> PROVIDED ENTRIES
=======

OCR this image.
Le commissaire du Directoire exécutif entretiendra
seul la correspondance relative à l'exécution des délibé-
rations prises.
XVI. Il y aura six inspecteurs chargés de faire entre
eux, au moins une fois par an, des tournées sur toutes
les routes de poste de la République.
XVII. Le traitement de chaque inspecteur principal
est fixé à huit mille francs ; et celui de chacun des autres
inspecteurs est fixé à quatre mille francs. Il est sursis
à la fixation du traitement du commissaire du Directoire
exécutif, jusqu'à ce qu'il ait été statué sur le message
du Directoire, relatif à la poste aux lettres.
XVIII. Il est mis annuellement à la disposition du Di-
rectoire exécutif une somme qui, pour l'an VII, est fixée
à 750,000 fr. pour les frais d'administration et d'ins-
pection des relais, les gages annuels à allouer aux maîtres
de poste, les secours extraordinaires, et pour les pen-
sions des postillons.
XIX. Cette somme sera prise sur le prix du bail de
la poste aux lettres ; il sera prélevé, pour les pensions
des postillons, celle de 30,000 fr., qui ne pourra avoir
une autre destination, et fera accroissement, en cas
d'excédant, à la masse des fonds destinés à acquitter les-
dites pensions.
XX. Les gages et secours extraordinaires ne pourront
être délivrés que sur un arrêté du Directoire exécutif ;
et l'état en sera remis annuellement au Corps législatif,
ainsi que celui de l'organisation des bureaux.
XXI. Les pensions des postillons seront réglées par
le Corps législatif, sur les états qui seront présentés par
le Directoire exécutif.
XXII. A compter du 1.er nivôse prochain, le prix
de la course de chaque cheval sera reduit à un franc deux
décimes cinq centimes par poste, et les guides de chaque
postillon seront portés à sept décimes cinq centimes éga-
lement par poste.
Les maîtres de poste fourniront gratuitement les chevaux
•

=======

> EXERCISE OBJECTIVE
Looking at the data above, show all lines where the word "postillons" occurs.

> EXPECTED OUTPUT
sions des postillons.
des postillons, celle de 30,000 fr., qui ne pourra avoir
XXI. Les pensions des postillons seront réglées par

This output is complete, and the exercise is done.